++++ Records to process

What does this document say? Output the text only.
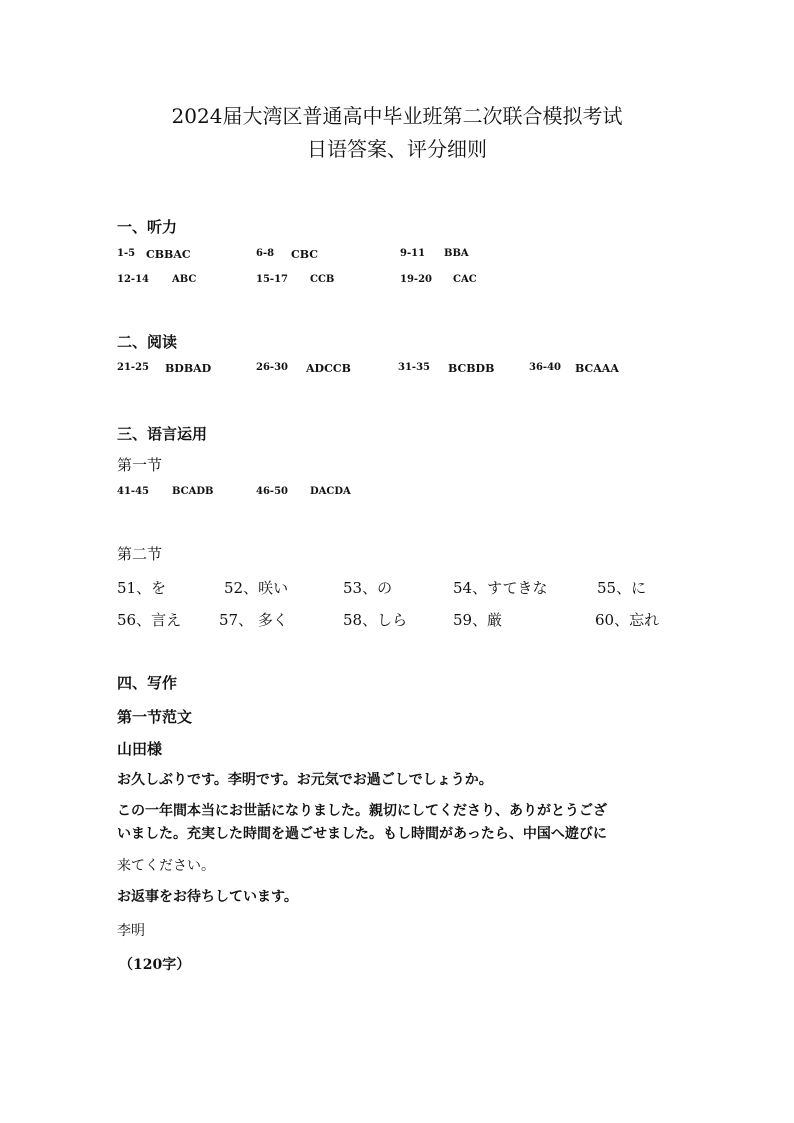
2024届大湾区普通高中毕业班第二次联合模拟考试
日语答案、评分细则
一、听力
1-5 CBBAC	6-8 CBC	9-11 BBA
12-14 ABC	15-17 CCB	19-20 CAC
二、阅读
21-25 BDBAD	26-30 ADCCB	31-35 BCBDB	36-40 BCAAA
三、语言运用
第一节
41-45 BCADB	46-50 DACDA
第二节
51、を	52、咲い	53、の	54、すてきな	55、に
56、言え	57、 多く	58、しら	59、厳	60、忘れ
四、写作
第一节范文
山田様
お久しぶりです。李明です。お元気でお過ごしでしょうか。
この一年間本当にお世話になりました。親切にしてくださり、ありがとうござ
いました。充実した時間を過ごせました。もし時間があったら、中国へ遊びに
来てください。
お返事をお待ちしています。
李明
（120字）
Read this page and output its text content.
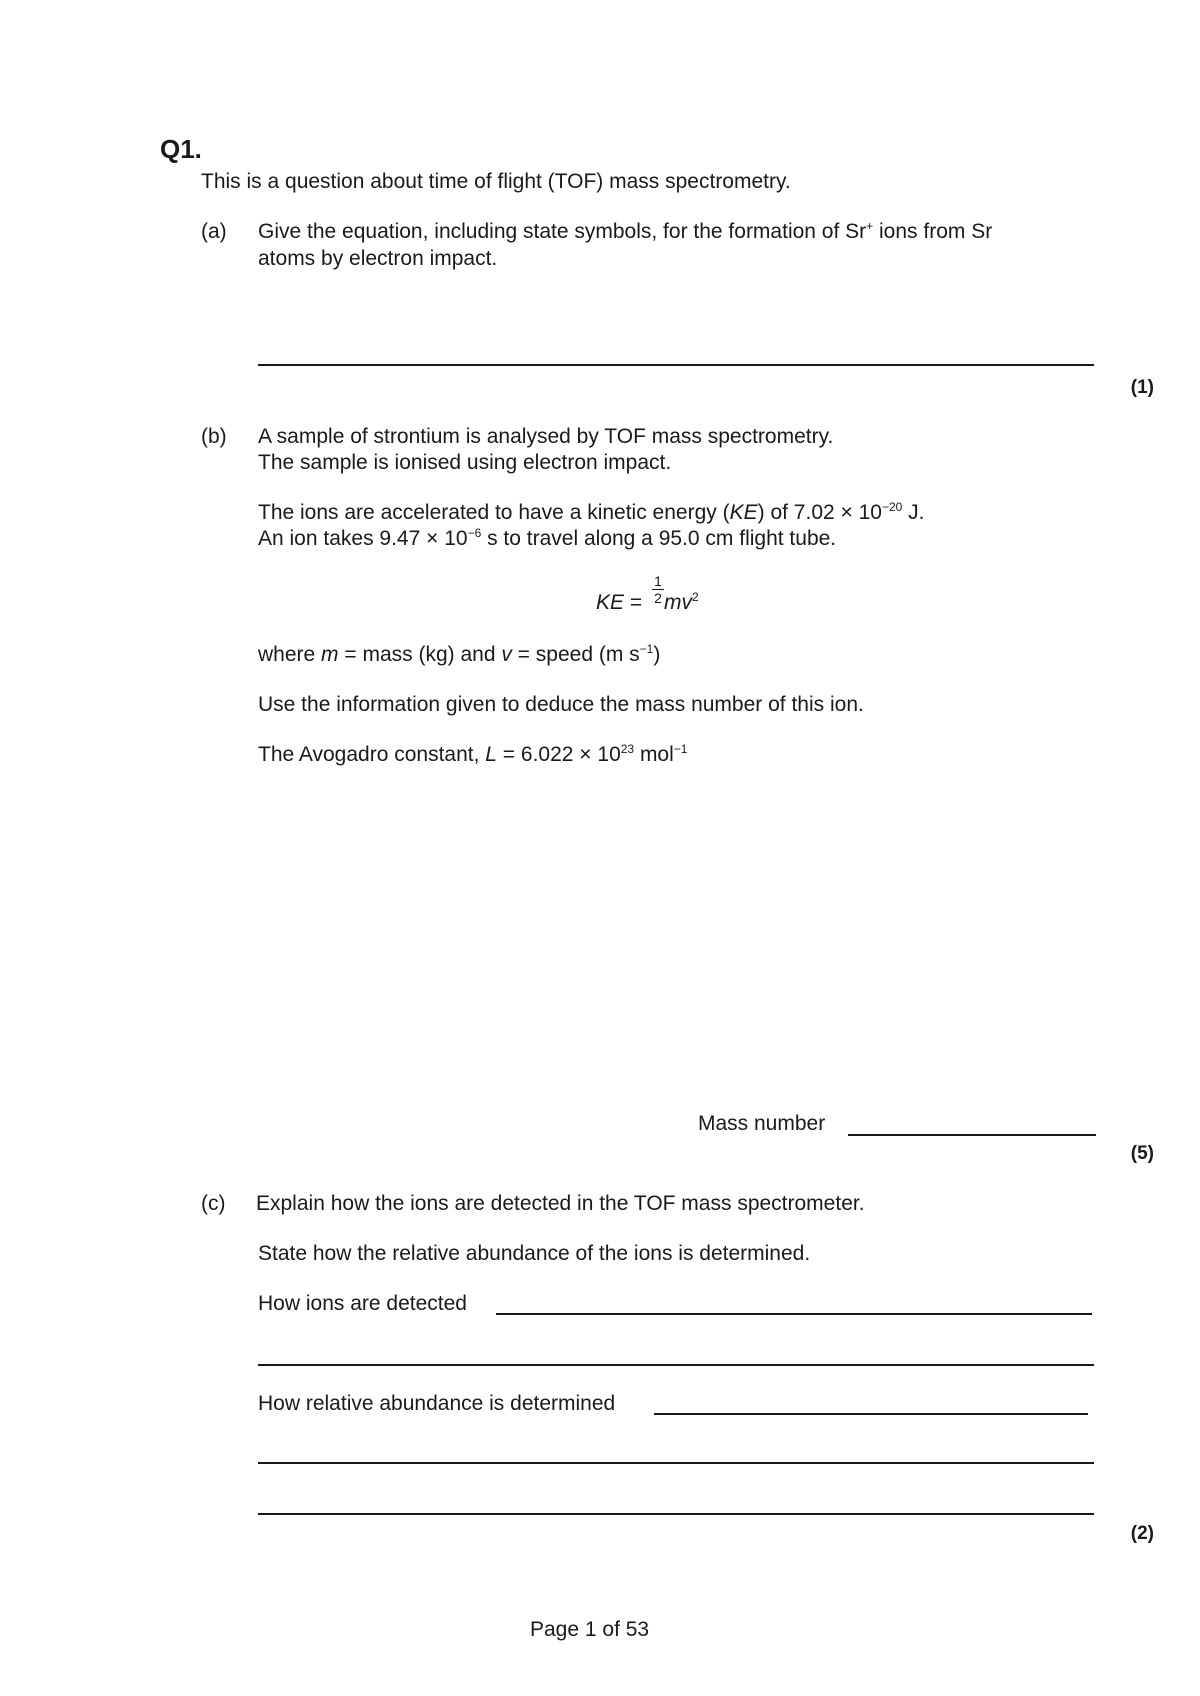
Q1.
This is a question about time of flight (TOF) mass spectrometry.
(a) Give the equation, including state symbols, for the formation of Sr+ ions from Sr
atoms by electron impact.
(1)
(b) A sample of strontium is analysed by TOF mass spectrometry.
The sample is ionised using electron impact.
The ions are accelerated to have a kinetic energy (KE) of $7.02 \times 10^{-20}$ J.
An ion takes $9.47 \times 10^{-6}$ s to travel along a 95.0 cm flight tube.
KE = $mv^2$
1
2
where m = mass (kg) and v = speed (m $s^{-1}$)
Use the information given to deduce the mass number of this ion.
The Avogadro constant, $L = 6.022 \times 10^{23}$ mol$^{-1}$
Mass number
(5)
(c) Explain how the ions are detected in the TOF mass spectrometer.
State how the relative abundance of the ions is determined.
How ions are detected
How relative abundance is determined
(2)
Page 1 of 53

++++++++

The task
Show every line from the entries above in which "abundance" appears.

Written response
State how the relative abundance of the ions is determined.
How relative abundance is determined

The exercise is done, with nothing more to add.